REQUIREMENT
Repeat the listing word for word. No pictures belong in the copy.

-- begin RECORD LIST --

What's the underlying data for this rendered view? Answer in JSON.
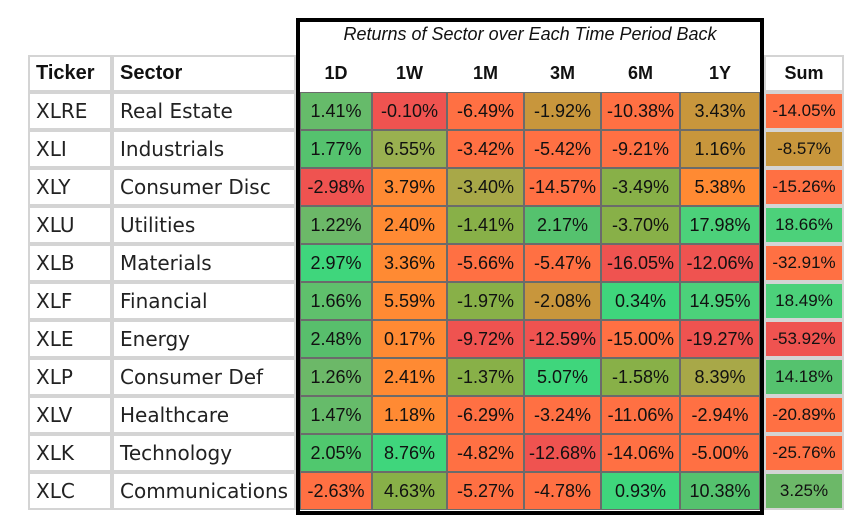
{
  "chart_data": {
    "type": "table",
    "title": "Returns of Sector over Each Time Period Back",
    "label_headers": [
      "Ticker",
      "Sector"
    ],
    "periods": [
      "1D",
      "1W",
      "1M",
      "3M",
      "6M",
      "1Y"
    ],
    "sum_header": "Sum",
    "rows": [
      {
        "ticker": "XLRE",
        "sector": "Real Estate",
        "values": [
          "1.41%",
          "-0.10%",
          "-6.49%",
          "-1.92%",
          "-10.38%",
          "3.43%"
        ],
        "sum": "-14.05%"
      },
      {
        "ticker": "XLI",
        "sector": "Industrials",
        "values": [
          "1.77%",
          "6.55%",
          "-3.42%",
          "-5.42%",
          "-9.21%",
          "1.16%"
        ],
        "sum": "-8.57%"
      },
      {
        "ticker": "XLY",
        "sector": "Consumer Disc",
        "values": [
          "-2.98%",
          "3.79%",
          "-3.40%",
          "-14.57%",
          "-3.49%",
          "5.38%"
        ],
        "sum": "-15.26%"
      },
      {
        "ticker": "XLU",
        "sector": "Utilities",
        "values": [
          "1.22%",
          "2.40%",
          "-1.41%",
          "2.17%",
          "-3.70%",
          "17.98%"
        ],
        "sum": "18.66%"
      },
      {
        "ticker": "XLB",
        "sector": "Materials",
        "values": [
          "2.97%",
          "3.36%",
          "-5.66%",
          "-5.47%",
          "-16.05%",
          "-12.06%"
        ],
        "sum": "-32.91%"
      },
      {
        "ticker": "XLF",
        "sector": "Financial",
        "values": [
          "1.66%",
          "5.59%",
          "-1.97%",
          "-2.08%",
          "0.34%",
          "14.95%"
        ],
        "sum": "18.49%"
      },
      {
        "ticker": "XLE",
        "sector": "Energy",
        "values": [
          "2.48%",
          "0.17%",
          "-9.72%",
          "-12.59%",
          "-15.00%",
          "-19.27%"
        ],
        "sum": "-53.92%"
      },
      {
        "ticker": "XLP",
        "sector": "Consumer Def",
        "values": [
          "1.26%",
          "2.41%",
          "-1.37%",
          "5.07%",
          "-1.58%",
          "8.39%"
        ],
        "sum": "14.18%"
      },
      {
        "ticker": "XLV",
        "sector": "Healthcare",
        "values": [
          "1.47%",
          "1.18%",
          "-6.29%",
          "-3.24%",
          "-11.06%",
          "-2.94%"
        ],
        "sum": "-20.89%"
      },
      {
        "ticker": "XLK",
        "sector": "Technology",
        "values": [
          "2.05%",
          "8.76%",
          "-4.82%",
          "-12.68%",
          "-14.06%",
          "-5.00%"
        ],
        "sum": "-25.76%"
      },
      {
        "ticker": "XLC",
        "sector": "Communications",
        "values": [
          "-2.63%",
          "4.63%",
          "-5.27%",
          "-4.78%",
          "0.93%",
          "10.38%"
        ],
        "sum": "3.25%"
      }
    ]
  },
  "colors": {
    "cells": [
      [
        "#66bb6a",
        "#ef5350",
        "#ff7043",
        "#c8963c",
        "#ff7043",
        "#c8963c"
      ],
      [
        "#55c26e",
        "#99b050",
        "#ff7043",
        "#ff7043",
        "#ff7043",
        "#c8963c"
      ],
      [
        "#ef5350",
        "#ff8a33",
        "#a8a848",
        "#ff7043",
        "#88b048",
        "#ff8a33"
      ],
      [
        "#6cb868",
        "#ff8a33",
        "#88b048",
        "#55c26e",
        "#88b048",
        "#4cd17a"
      ],
      [
        "#3fd67c",
        "#ff8a33",
        "#ff7043",
        "#ff7043",
        "#ef5350",
        "#ef5350"
      ],
      [
        "#5fc06c",
        "#ff8a33",
        "#88b048",
        "#c8963c",
        "#3fd67c",
        "#4cd17a"
      ],
      [
        "#58be6c",
        "#ff8a33",
        "#ef5350",
        "#ef5350",
        "#ff7043",
        "#ef5350"
      ],
      [
        "#6cb868",
        "#ff8a33",
        "#88b048",
        "#3fd67c",
        "#88b048",
        "#a8a848"
      ],
      [
        "#66bb6a",
        "#ff8a33",
        "#ff7043",
        "#ff7043",
        "#ff7043",
        "#ff7043"
      ],
      [
        "#50c86e",
        "#3fd67c",
        "#ff7043",
        "#ef5350",
        "#ff7043",
        "#ff7043"
      ],
      [
        "#ff7043",
        "#88b048",
        "#ff7043",
        "#ff7043",
        "#3fd67c",
        "#55c26e"
      ]
    ],
    "sums": [
      "#ff7043",
      "#c8963c",
      "#ff7043",
      "#4cd17a",
      "#ff7043",
      "#4cd17a",
      "#ef5350",
      "#55c26e",
      "#ff7043",
      "#ff7043",
      "#6cb868"
    ]
  }
}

-- end RECORD LIST --

EXERCISE OUTPUT
What's the underlying data for this rendered view? Answer in JSON.
{
  "chart_data": {
    "type": "table",
    "title": "Returns of Sector over Each Time Period Back",
    "label_headers": [
      "Ticker",
      "Sector"
    ],
    "periods": [
      "1D",
      "1W",
      "1M",
      "3M",
      "6M",
      "1Y"
    ],
    "sum_header": "Sum",
    "rows": [
      {
        "ticker": "XLRE",
        "sector": "Real Estate",
        "values": [
          "1.41%",
          "-0.10%",
          "-6.49%",
          "-1.92%",
          "-10.38%",
          "3.43%"
        ],
        "sum": "-14.05%"
      },
      {
        "ticker": "XLI",
        "sector": "Industrials",
        "values": [
          "1.77%",
          "6.55%",
          "-3.42%",
          "-5.42%",
          "-9.21%",
          "1.16%"
        ],
        "sum": "-8.57%"
      },
      {
        "ticker": "XLY",
        "sector": "Consumer Disc",
        "values": [
          "-2.98%",
          "3.79%",
          "-3.40%",
          "-14.57%",
          "-3.49%",
          "5.38%"
        ],
        "sum": "-15.26%"
      },
      {
        "ticker": "XLU",
        "sector": "Utilities",
        "values": [
          "1.22%",
          "2.40%",
          "-1.41%",
          "2.17%",
          "-3.70%",
          "17.98%"
        ],
        "sum": "18.66%"
      },
      {
        "ticker": "XLB",
        "sector": "Materials",
        "values": [
          "2.97%",
          "3.36%",
          "-5.66%",
          "-5.47%",
          "-16.05%",
          "-12.06%"
        ],
        "sum": "-32.91%"
      },
      {
        "ticker": "XLF",
        "sector": "Financial",
        "values": [
          "1.66%",
          "5.59%",
          "-1.97%",
          "-2.08%",
          "0.34%",
          "14.95%"
        ],
        "sum": "18.49%"
      },
      {
        "ticker": "XLE",
        "sector": "Energy",
        "values": [
          "2.48%",
          "0.17%",
          "-9.72%",
          "-12.59%",
          "-15.00%",
          "-19.27%"
        ],
        "sum": "-53.92%"
      },
      {
        "ticker": "XLP",
        "sector": "Consumer Def",
        "values": [
          "1.26%",
          "2.41%",
          "-1.37%",
          "5.07%",
          "-1.58%",
          "8.39%"
        ],
        "sum": "14.18%"
      },
      {
        "ticker": "XLV",
        "sector": "Healthcare",
        "values": [
          "1.47%",
          "1.18%",
          "-6.29%",
          "-3.24%",
          "-11.06%",
          "-2.94%"
        ],
        "sum": "-20.89%"
      },
      {
        "ticker": "XLK",
        "sector": "Technology",
        "values": [
          "2.05%",
          "8.76%",
          "-4.82%",
          "-12.68%",
          "-14.06%",
          "-5.00%"
        ],
        "sum": "-25.76%"
      },
      {
        "ticker": "XLC",
        "sector": "Communications",
        "values": [
          "-2.63%",
          "4.63%",
          "-5.27%",
          "-4.78%",
          "0.93%",
          "10.38%"
        ],
        "sum": "3.25%"
      }
    ]
  },
  "colors": {
    "cells": [
      [
        "#66bb6a",
        "#ef5350",
        "#ff7043",
        "#c8963c",
        "#ff7043",
        "#c8963c"
      ],
      [
        "#55c26e",
        "#99b050",
        "#ff7043",
        "#ff7043",
        "#ff7043",
        "#c8963c"
      ],
      [
        "#ef5350",
        "#ff8a33",
        "#a8a848",
        "#ff7043",
        "#88b048",
        "#ff8a33"
      ],
      [
        "#6cb868",
        "#ff8a33",
        "#88b048",
        "#55c26e",
        "#88b048",
        "#4cd17a"
      ],
      [
        "#3fd67c",
        "#ff8a33",
        "#ff7043",
        "#ff7043",
        "#ef5350",
        "#ef5350"
      ],
      [
        "#5fc06c",
        "#ff8a33",
        "#88b048",
        "#c8963c",
        "#3fd67c",
        "#4cd17a"
      ],
      [
        "#58be6c",
        "#ff8a33",
        "#ef5350",
        "#ef5350",
        "#ff7043",
        "#ef5350"
      ],
      [
        "#6cb868",
        "#ff8a33",
        "#88b048",
        "#3fd67c",
        "#88b048",
        "#a8a848"
      ],
      [
        "#66bb6a",
        "#ff8a33",
        "#ff7043",
        "#ff7043",
        "#ff7043",
        "#ff7043"
      ],
      [
        "#50c86e",
        "#3fd67c",
        "#ff7043",
        "#ef5350",
        "#ff7043",
        "#ff7043"
      ],
      [
        "#ff7043",
        "#88b048",
        "#ff7043",
        "#ff7043",
        "#3fd67c",
        "#55c26e"
      ]
    ],
    "sums": [
      "#ff7043",
      "#c8963c",
      "#ff7043",
      "#4cd17a",
      "#ff7043",
      "#4cd17a",
      "#ef5350",
      "#55c26e",
      "#ff7043",
      "#ff7043",
      "#6cb868"
    ]
  }
}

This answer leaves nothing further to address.